** start of GIVEN RECORDS **

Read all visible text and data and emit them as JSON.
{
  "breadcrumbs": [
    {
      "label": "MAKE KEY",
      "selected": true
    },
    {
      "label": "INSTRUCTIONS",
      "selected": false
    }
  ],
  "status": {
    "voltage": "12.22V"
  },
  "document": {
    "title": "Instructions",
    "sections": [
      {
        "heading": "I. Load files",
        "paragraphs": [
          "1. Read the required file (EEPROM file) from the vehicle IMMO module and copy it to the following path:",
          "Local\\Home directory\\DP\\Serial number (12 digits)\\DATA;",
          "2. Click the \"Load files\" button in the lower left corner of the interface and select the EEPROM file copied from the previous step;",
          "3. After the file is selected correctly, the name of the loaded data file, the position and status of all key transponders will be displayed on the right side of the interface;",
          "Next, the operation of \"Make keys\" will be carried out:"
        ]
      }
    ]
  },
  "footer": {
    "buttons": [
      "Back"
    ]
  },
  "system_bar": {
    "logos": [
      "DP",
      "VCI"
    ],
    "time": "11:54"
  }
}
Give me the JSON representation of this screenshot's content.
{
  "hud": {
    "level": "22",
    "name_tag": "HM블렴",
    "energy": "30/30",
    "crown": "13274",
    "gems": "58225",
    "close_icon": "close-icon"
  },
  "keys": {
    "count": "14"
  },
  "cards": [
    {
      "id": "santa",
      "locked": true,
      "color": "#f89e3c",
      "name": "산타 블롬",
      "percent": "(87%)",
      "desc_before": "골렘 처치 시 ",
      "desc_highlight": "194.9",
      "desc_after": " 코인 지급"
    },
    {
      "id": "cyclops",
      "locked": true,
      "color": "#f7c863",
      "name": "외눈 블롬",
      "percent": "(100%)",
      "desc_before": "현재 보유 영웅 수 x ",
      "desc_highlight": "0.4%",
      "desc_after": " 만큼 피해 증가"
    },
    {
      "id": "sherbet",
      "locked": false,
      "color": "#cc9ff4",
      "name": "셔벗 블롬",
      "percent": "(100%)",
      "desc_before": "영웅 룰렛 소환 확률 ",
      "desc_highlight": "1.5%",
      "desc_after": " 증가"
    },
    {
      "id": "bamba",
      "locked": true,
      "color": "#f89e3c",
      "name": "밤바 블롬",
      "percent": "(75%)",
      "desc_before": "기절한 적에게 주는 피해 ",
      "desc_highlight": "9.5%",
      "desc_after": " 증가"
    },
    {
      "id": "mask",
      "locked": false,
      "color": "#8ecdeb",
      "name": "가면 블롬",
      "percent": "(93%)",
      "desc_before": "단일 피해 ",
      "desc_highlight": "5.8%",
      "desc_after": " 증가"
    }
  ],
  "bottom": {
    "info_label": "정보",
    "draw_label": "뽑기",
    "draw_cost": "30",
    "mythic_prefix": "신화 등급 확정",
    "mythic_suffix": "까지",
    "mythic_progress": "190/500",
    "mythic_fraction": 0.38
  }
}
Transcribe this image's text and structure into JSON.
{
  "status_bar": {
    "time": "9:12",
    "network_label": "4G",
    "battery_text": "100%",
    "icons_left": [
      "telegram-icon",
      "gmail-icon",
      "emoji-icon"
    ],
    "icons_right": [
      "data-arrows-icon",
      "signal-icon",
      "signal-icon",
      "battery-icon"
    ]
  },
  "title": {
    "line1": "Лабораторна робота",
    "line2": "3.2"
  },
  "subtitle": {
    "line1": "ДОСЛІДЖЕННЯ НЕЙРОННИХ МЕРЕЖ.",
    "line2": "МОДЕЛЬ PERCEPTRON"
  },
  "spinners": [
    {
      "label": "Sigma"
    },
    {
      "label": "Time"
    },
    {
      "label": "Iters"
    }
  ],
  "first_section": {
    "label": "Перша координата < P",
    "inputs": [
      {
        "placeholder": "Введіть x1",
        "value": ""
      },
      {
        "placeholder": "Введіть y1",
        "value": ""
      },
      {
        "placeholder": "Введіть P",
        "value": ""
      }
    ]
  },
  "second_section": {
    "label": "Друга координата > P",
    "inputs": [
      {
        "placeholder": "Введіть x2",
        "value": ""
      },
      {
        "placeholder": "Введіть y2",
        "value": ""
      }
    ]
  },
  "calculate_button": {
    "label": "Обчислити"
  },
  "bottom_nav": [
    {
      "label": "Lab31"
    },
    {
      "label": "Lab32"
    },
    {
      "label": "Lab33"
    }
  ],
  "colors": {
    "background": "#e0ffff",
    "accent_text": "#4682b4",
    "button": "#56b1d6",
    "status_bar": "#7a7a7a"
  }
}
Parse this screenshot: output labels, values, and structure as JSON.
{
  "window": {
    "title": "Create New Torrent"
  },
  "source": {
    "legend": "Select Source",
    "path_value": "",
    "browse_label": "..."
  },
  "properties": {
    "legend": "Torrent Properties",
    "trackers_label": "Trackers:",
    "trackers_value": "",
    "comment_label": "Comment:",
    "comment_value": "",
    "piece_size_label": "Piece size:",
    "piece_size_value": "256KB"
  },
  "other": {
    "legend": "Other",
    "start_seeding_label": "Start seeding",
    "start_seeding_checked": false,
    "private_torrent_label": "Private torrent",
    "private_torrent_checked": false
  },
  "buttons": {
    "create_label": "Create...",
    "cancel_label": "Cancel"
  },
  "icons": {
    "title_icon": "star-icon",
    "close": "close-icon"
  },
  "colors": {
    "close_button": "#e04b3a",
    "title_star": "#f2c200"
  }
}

** end of GIVEN RECORDS **

**REQUIREMENT:**
Copy the lines from the entries above in which the word "interface" appears.

**RESULT OF THIS EXERCISE:**
          "2. Click the \"Load files\" button in the lower left corner of the interface and select the EEPROM file copied from the previous step;",
          "3. After the file is selected correctly, the name of the loaded data file, the position and status of all key transponders will be displayed on the right side of the interface;",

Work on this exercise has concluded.